RECORD EXCERPTS:
===============

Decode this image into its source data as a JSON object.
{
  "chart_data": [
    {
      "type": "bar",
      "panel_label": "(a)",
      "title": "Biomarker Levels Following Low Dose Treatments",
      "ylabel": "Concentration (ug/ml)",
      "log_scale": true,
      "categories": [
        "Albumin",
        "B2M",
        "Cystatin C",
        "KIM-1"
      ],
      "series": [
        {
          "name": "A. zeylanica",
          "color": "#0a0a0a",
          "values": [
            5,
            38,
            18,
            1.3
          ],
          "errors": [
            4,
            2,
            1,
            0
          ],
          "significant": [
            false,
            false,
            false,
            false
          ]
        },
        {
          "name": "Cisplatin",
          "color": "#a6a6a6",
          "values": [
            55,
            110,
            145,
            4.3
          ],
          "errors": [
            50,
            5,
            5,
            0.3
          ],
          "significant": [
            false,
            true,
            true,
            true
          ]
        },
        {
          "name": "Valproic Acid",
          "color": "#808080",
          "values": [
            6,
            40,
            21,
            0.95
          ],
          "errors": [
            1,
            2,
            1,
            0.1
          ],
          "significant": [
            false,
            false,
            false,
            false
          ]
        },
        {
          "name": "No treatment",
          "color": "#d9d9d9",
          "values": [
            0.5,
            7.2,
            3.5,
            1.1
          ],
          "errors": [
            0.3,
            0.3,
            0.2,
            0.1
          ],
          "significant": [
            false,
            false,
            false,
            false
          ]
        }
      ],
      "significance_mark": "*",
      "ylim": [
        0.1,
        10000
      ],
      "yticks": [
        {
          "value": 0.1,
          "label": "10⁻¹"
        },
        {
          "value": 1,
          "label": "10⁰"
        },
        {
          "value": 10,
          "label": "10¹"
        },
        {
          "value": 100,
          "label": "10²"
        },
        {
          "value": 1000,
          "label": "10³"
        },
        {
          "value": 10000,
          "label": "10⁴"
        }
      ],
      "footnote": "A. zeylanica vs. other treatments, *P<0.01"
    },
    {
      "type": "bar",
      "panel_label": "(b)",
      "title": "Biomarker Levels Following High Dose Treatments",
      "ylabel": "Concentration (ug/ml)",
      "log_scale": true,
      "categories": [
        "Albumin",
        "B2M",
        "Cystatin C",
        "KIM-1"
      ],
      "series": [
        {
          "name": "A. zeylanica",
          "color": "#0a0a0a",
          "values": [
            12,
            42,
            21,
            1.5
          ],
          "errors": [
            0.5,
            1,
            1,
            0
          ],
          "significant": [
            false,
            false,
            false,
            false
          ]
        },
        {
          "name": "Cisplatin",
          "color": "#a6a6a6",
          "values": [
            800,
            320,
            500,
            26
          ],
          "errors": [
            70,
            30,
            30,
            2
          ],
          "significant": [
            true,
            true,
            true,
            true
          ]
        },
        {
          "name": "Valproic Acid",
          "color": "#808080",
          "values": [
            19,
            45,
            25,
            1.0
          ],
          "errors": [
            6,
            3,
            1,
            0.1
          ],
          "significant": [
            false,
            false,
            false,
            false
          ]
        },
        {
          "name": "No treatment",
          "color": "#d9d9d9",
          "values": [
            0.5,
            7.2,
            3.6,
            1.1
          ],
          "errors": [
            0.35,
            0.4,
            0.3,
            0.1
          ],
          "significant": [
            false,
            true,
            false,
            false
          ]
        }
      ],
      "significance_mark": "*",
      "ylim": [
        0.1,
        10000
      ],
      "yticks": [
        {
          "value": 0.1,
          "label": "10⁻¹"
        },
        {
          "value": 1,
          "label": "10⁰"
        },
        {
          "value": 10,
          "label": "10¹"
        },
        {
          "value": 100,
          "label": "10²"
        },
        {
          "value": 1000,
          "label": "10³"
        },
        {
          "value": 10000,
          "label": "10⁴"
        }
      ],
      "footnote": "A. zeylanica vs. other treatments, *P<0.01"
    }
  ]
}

===============

AIM OF THE EXERCISE: Extract all of the material exactly as it is written.

RESPONSE TO THE EXERCISE:
Decode this image into its source data as a JSON object.
{
  "chart_data": [
    {
      "type": "bar",
      "panel_label": "(a)",
      "title": "Biomarker Levels Following Low Dose Treatments",
      "ylabel": "Concentration (ug/ml)",
      "log_scale": true,
      "categories": [
        "Albumin",
        "B2M",
        "Cystatin C",
        "KIM-1"
      ],
      "series": [
        {
          "name": "A. zeylanica",
          "color": "#0a0a0a",
          "values": [
            5,
            38,
            18,
            1.3
          ],
          "errors": [
            4,
            2,
            1,
            0
          ],
          "significant": [
            false,
            false,
            false,
            false
          ]
        },
        {
          "name": "Cisplatin",
          "color": "#a6a6a6",
          "values": [
            55,
            110,
            145,
            4.3
          ],
          "errors": [
            50,
            5,
            5,
            0.3
          ],
          "significant": [
            false,
            true,
            true,
            true
          ]
        },
        {
          "name": "Valproic Acid",
          "color": "#808080",
          "values": [
            6,
            40,
            21,
            0.95
          ],
          "errors": [
            1,
            2,
            1,
            0.1
          ],
          "significant": [
            false,
            false,
            false,
            false
          ]
        },
        {
          "name": "No treatment",
          "color": "#d9d9d9",
          "values": [
            0.5,
            7.2,
            3.5,
            1.1
          ],
          "errors": [
            0.3,
            0.3,
            0.2,
            0.1
          ],
          "significant": [
            false,
            false,
            false,
            false
          ]
        }
      ],
      "significance_mark": "*",
      "ylim": [
        0.1,
        10000
      ],
      "yticks": [
        {
          "value": 0.1,
          "label": "10⁻¹"
        },
        {
          "value": 1,
          "label": "10⁰"
        },
        {
          "value": 10,
          "label": "10¹"
        },
        {
          "value": 100,
          "label": "10²"
        },
        {
          "value": 1000,
          "label": "10³"
        },
        {
          "value": 10000,
          "label": "10⁴"
        }
      ],
      "footnote": "A. zeylanica vs. other treatments, *P<0.01"
    },
    {
      "type": "bar",
      "panel_label": "(b)",
      "title": "Biomarker Levels Following High Dose Treatments",
      "ylabel": "Concentration (ug/ml)",
      "log_scale": true,
      "categories": [
        "Albumin",
        "B2M",
        "Cystatin C",
        "KIM-1"
      ],
      "series": [
        {
          "name": "A. zeylanica",
          "color": "#0a0a0a",
          "values": [
            12,
            42,
            21,
            1.5
          ],
          "errors": [
            0.5,
            1,
            1,
            0
          ],
          "significant": [
            false,
            false,
            false,
            false
          ]
        },
        {
          "name": "Cisplatin",
          "color": "#a6a6a6",
          "values": [
            800,
            320,
            500,
            26
          ],
          "errors": [
            70,
            30,
            30,
            2
          ],
          "significant": [
            true,
            true,
            true,
            true
          ]
        },
        {
          "name": "Valproic Acid",
          "color": "#808080",
          "values": [
            19,
            45,
            25,
            1.0
          ],
          "errors": [
            6,
            3,
            1,
            0.1
          ],
          "significant": [
            false,
            false,
            false,
            false
          ]
        },
        {
          "name": "No treatment",
          "color": "#d9d9d9",
          "values": [
            0.5,
            7.2,
            3.6,
            1.1
          ],
          "errors": [
            0.35,
            0.4,
            0.3,
            0.1
          ],
          "significant": [
            false,
            true,
            false,
            false
          ]
        }
      ],
      "significance_mark": "*",
      "ylim": [
        0.1,
        10000
      ],
      "yticks": [
        {
          "value": 0.1,
          "label": "10⁻¹"
        },
        {
          "value": 1,
          "label": "10⁰"
        },
        {
          "value": 10,
          "label": "10¹"
        },
        {
          "value": 100,
          "label": "10²"
        },
        {
          "value": 1000,
          "label": "10³"
        },
        {
          "value": 10000,
          "label": "10⁴"
        }
      ],
      "footnote": "A. zeylanica vs. other treatments, *P<0.01"
    }
  ]
}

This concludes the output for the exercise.